Pick out the lines below with "content" and list them.

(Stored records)
_____

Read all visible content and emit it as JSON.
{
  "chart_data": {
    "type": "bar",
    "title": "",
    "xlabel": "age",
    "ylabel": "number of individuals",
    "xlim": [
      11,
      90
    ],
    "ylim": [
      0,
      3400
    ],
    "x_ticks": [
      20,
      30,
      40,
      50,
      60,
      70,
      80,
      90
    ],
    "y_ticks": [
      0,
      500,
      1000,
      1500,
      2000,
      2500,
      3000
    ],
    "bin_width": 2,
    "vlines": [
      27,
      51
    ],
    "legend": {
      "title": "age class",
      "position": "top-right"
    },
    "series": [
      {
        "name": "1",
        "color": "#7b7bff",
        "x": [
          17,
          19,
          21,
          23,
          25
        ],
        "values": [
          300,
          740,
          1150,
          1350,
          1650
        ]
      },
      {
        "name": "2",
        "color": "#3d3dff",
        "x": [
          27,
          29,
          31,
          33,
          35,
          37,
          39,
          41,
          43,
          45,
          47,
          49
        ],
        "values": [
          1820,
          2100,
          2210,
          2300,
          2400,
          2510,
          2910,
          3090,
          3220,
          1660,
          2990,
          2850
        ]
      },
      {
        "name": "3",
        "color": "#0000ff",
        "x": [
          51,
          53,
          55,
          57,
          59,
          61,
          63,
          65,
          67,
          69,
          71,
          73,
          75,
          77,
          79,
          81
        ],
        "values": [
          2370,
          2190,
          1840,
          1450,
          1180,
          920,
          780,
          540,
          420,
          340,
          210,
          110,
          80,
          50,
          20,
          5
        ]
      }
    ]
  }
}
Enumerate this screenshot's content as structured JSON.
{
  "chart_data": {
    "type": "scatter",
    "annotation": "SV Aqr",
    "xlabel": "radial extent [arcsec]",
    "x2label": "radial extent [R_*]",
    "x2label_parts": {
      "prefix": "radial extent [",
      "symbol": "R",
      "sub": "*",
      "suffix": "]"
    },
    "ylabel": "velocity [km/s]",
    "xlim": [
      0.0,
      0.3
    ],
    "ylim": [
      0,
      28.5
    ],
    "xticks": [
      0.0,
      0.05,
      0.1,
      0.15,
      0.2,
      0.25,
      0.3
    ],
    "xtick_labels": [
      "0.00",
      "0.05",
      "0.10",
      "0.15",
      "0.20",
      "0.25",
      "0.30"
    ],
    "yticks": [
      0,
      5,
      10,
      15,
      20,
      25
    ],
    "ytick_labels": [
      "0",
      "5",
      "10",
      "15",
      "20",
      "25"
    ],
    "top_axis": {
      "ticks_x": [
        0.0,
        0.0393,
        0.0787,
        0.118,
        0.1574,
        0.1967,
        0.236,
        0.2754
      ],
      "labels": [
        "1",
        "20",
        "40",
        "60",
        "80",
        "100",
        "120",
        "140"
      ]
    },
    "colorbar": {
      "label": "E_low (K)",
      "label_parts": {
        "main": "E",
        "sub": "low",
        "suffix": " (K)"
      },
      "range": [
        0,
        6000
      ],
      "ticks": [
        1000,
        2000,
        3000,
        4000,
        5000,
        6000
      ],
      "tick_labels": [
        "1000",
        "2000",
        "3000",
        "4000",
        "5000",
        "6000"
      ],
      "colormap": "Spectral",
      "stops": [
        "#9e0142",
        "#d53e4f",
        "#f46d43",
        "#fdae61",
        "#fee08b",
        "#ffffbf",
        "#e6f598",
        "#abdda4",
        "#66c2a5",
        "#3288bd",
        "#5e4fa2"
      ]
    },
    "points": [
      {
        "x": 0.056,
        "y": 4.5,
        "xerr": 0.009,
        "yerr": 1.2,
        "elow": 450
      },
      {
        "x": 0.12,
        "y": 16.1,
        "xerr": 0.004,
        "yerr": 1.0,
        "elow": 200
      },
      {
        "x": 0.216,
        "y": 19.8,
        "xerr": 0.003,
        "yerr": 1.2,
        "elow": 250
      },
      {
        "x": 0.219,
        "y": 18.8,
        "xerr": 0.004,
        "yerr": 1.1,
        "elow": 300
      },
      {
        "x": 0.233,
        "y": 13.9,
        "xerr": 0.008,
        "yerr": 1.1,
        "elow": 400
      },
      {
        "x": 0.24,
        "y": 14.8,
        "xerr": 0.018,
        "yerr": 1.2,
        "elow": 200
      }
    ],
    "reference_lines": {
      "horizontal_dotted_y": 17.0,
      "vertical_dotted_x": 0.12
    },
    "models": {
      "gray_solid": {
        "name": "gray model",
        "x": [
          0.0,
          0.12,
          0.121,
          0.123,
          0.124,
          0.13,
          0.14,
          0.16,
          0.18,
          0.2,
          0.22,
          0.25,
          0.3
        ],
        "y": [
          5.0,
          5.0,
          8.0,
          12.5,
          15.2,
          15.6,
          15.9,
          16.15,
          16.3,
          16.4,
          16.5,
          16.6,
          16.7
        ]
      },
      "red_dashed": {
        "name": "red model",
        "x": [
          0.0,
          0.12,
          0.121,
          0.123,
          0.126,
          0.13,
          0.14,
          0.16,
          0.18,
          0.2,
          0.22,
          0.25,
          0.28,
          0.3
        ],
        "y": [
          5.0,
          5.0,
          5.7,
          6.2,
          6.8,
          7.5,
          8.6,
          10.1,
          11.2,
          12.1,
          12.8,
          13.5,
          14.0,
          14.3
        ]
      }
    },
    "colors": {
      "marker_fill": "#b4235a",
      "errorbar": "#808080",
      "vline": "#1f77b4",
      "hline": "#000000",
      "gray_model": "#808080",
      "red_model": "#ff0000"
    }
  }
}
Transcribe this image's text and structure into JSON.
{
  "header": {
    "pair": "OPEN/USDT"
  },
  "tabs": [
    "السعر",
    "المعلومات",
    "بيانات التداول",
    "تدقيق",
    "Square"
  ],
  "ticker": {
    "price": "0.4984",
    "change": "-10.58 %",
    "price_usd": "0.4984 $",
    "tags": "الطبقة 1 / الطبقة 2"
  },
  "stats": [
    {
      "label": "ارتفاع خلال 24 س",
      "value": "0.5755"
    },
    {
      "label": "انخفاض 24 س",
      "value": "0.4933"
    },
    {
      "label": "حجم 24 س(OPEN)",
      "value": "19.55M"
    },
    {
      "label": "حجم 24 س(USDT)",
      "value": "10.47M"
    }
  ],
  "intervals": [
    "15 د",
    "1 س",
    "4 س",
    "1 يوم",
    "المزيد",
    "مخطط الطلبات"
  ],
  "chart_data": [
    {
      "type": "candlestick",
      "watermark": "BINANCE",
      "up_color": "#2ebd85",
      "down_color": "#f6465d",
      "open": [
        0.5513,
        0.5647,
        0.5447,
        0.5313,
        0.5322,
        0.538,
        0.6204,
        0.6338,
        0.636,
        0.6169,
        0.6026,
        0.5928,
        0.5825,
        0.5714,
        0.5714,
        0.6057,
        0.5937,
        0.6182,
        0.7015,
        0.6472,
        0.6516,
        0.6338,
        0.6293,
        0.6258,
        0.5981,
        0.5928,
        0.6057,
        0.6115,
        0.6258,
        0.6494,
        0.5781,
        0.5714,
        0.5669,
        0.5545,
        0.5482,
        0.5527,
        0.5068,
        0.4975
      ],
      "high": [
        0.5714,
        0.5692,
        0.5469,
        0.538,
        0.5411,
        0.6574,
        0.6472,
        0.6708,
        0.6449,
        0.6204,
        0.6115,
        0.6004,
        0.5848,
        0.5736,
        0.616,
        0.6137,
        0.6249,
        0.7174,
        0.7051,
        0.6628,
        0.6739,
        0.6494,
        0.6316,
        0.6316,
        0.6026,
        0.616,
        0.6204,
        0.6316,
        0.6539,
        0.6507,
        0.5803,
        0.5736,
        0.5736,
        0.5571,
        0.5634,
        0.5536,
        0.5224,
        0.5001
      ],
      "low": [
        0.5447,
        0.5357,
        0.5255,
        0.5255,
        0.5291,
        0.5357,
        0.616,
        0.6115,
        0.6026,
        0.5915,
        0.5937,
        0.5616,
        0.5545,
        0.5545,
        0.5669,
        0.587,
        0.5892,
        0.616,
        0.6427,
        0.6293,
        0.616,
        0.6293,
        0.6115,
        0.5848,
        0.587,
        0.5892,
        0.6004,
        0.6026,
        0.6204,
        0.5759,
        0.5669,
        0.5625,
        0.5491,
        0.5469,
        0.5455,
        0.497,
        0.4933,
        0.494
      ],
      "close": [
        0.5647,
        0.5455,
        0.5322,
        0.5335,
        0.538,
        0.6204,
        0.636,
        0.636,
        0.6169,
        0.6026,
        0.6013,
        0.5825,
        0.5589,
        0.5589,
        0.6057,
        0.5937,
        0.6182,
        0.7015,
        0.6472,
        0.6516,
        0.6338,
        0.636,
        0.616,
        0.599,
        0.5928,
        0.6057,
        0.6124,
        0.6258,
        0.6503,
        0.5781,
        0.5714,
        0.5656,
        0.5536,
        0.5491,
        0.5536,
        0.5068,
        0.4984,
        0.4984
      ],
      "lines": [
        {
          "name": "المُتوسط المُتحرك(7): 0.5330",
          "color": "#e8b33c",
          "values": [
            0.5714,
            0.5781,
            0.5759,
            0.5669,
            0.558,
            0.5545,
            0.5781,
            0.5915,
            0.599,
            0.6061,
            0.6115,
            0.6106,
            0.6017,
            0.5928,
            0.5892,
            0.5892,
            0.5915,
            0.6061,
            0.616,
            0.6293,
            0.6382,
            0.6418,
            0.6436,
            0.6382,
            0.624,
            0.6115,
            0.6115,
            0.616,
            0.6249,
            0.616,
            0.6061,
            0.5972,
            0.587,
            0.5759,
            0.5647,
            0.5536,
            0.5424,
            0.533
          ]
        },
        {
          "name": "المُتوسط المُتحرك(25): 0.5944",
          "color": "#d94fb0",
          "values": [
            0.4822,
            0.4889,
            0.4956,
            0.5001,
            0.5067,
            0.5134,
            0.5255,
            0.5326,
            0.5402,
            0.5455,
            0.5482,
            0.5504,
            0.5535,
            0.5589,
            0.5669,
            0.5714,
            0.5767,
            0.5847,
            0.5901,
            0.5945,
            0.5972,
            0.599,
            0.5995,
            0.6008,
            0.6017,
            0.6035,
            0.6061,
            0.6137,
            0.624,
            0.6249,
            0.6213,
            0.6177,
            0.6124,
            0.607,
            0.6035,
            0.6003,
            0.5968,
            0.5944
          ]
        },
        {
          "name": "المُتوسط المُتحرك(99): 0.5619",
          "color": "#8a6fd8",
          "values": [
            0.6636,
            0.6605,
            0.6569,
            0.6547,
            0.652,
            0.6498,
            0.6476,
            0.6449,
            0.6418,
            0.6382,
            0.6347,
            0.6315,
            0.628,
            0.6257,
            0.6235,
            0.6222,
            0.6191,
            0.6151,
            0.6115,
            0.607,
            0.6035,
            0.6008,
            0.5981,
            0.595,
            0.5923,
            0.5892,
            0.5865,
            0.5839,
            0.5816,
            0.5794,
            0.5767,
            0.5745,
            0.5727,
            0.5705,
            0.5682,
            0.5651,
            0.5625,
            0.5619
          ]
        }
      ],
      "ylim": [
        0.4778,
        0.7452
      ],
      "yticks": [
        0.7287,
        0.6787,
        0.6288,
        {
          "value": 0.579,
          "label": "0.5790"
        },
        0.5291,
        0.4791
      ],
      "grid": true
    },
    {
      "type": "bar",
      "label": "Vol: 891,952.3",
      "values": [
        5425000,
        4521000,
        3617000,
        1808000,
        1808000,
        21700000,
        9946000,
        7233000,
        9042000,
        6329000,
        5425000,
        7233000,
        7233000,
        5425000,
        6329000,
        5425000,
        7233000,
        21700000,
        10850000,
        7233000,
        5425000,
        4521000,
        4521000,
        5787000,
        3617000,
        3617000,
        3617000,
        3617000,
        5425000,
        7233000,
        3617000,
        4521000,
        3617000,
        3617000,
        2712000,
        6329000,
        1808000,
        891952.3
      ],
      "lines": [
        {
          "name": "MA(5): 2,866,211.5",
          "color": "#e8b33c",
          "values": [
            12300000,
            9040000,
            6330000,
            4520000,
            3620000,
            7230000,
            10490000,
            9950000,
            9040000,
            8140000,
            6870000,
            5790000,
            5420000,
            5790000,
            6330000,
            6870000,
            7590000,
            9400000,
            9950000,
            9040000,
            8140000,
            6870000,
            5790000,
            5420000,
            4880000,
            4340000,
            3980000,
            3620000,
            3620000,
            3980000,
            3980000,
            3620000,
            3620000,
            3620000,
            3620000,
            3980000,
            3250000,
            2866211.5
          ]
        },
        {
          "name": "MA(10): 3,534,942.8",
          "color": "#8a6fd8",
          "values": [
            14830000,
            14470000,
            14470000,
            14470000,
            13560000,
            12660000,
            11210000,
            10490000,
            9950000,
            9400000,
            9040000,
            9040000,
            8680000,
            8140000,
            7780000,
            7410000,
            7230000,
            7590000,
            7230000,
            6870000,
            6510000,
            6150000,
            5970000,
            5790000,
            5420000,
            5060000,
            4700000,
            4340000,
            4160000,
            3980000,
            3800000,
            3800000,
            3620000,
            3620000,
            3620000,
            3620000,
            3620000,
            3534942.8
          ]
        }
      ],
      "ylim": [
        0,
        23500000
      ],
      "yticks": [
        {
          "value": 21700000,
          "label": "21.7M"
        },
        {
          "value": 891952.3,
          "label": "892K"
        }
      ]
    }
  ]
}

_____

The reply -
Read all visible content and emit it as JSON.
Enumerate this screenshot's content as structured JSON.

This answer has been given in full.